▸ EXERCISE INSTRUCTIONS: What follows is a set of records; restate each one word for word and drop the pictures.
▬▬▬▬▬▬
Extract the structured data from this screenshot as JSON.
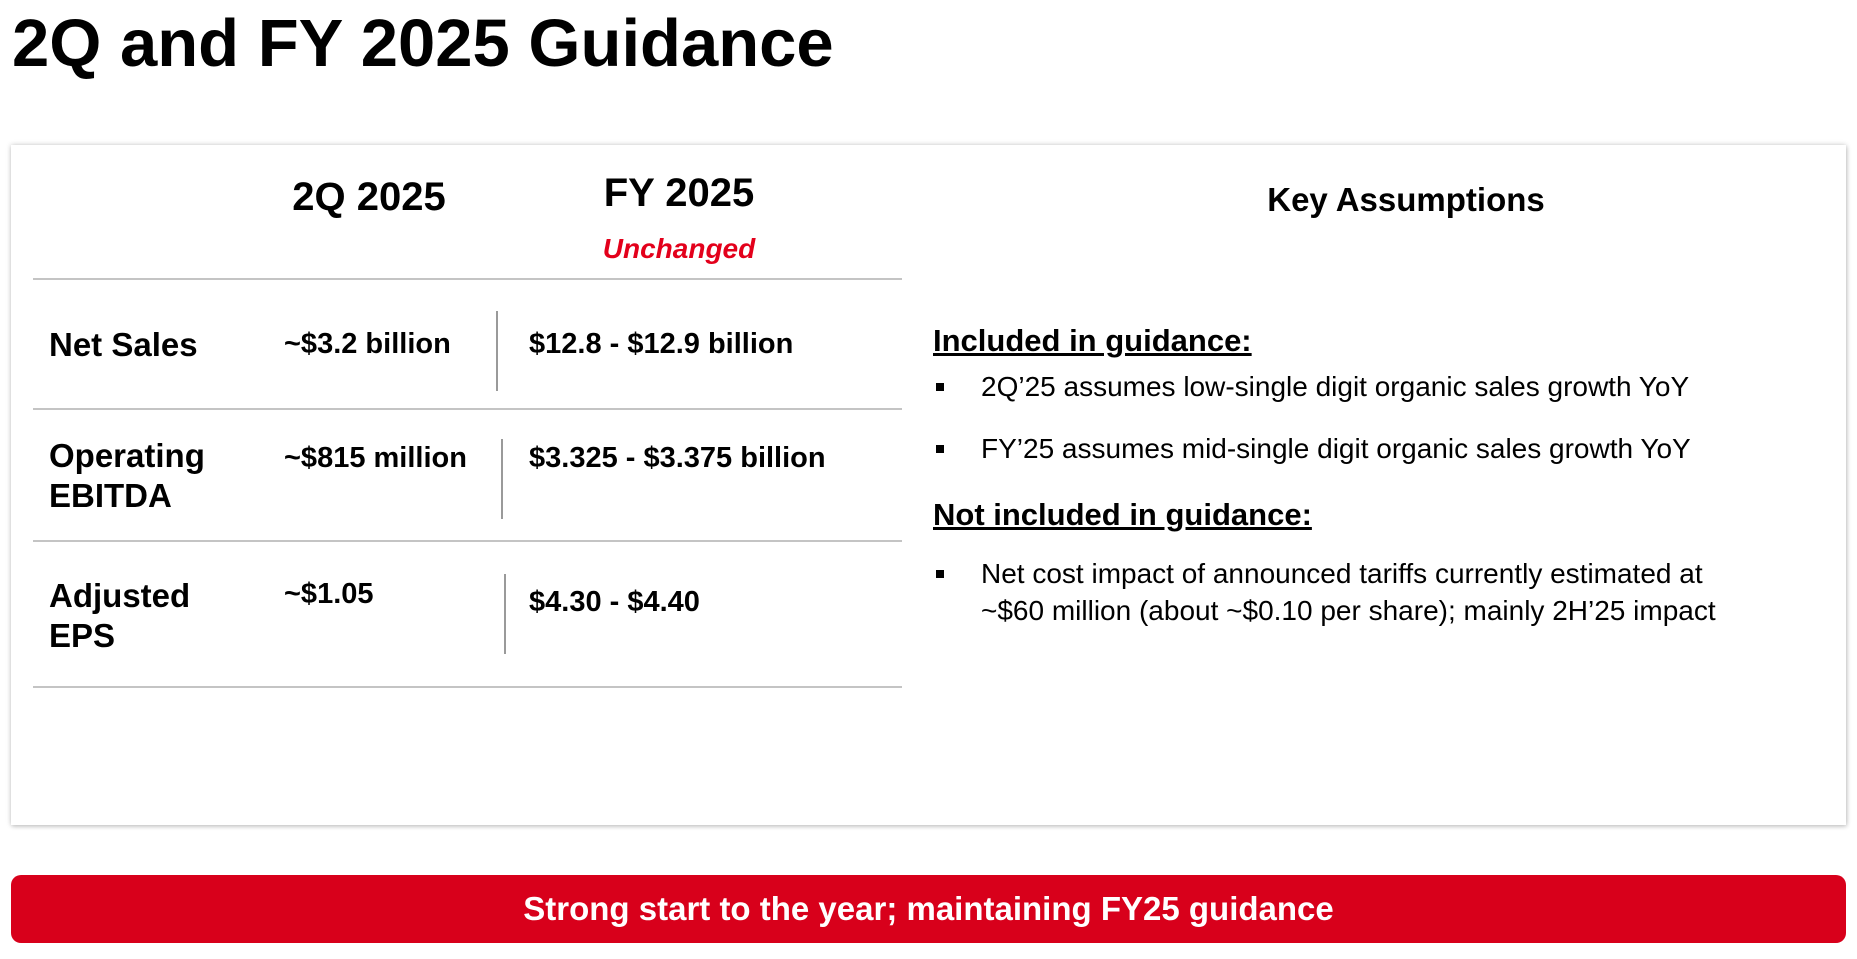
{
  "title": "2Q and FY 2025 Guidance",
  "colors": {
    "accent_red": "#d8001b",
    "unchanged_red": "#e3001b",
    "divider_gray": "#c4c4c4"
  },
  "table": {
    "headers": {
      "q2": "2Q 2025",
      "fy": "FY 2025",
      "fy_sub": "Unchanged"
    },
    "rows": [
      {
        "label_line1": "Net Sales",
        "label_line2": "",
        "q2": "~$3.2 billion",
        "fy": "$12.8 - $12.9 billion"
      },
      {
        "label_line1": "Operating",
        "label_line2": "EBITDA",
        "q2": "~$815 million",
        "fy": "$3.325 - $3.375 billion"
      },
      {
        "label_line1": "Adjusted",
        "label_line2": "EPS",
        "q2": "~$1.05",
        "fy": "$4.30 - $4.40"
      }
    ]
  },
  "assumptions": {
    "title": "Key Assumptions",
    "included": {
      "heading": "Included in guidance:",
      "bullets": [
        "2Q’25 assumes low-single digit organic sales growth YoY",
        "FY’25 assumes mid-single digit organic sales growth YoY"
      ]
    },
    "not_included": {
      "heading": "Not included in guidance:",
      "bullets": [
        {
          "line1": "Net cost impact of announced tariffs currently estimated at",
          "line2": "~$60 million (about ~$0.10 per share); mainly 2H’25 impact"
        }
      ]
    }
  },
  "banner": "Strong start to the year; maintaining FY25 guidance"
}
▬▬▬▬▬▬
▸ ANSWER TO THE PROBLEM:
Extract the structured data from this screenshot as JSON.
{
  "title": "2Q and FY 2025 Guidance",
  "colors": {
    "accent_red": "#d8001b",
    "unchanged_red": "#e3001b",
    "divider_gray": "#c4c4c4"
  },
  "table": {
    "headers": {
      "q2": "2Q 2025",
      "fy": "FY 2025",
      "fy_sub": "Unchanged"
    },
    "rows": [
      {
        "label_line1": "Net Sales",
        "label_line2": "",
        "q2": "~$3.2 billion",
        "fy": "$12.8 - $12.9 billion"
      },
      {
        "label_line1": "Operating",
        "label_line2": "EBITDA",
        "q2": "~$815 million",
        "fy": "$3.325 - $3.375 billion"
      },
      {
        "label_line1": "Adjusted",
        "label_line2": "EPS",
        "q2": "~$1.05",
        "fy": "$4.30 - $4.40"
      }
    ]
  },
  "assumptions": {
    "title": "Key Assumptions",
    "included": {
      "heading": "Included in guidance:",
      "bullets": [
        "2Q’25 assumes low-single digit organic sales growth YoY",
        "FY’25 assumes mid-single digit organic sales growth YoY"
      ]
    },
    "not_included": {
      "heading": "Not included in guidance:",
      "bullets": [
        {
          "line1": "Net cost impact of announced tariffs currently estimated at",
          "line2": "~$60 million (about ~$0.10 per share); mainly 2H’25 impact"
        }
      ]
    }
  },
  "banner": "Strong start to the year; maintaining FY25 guidance"
}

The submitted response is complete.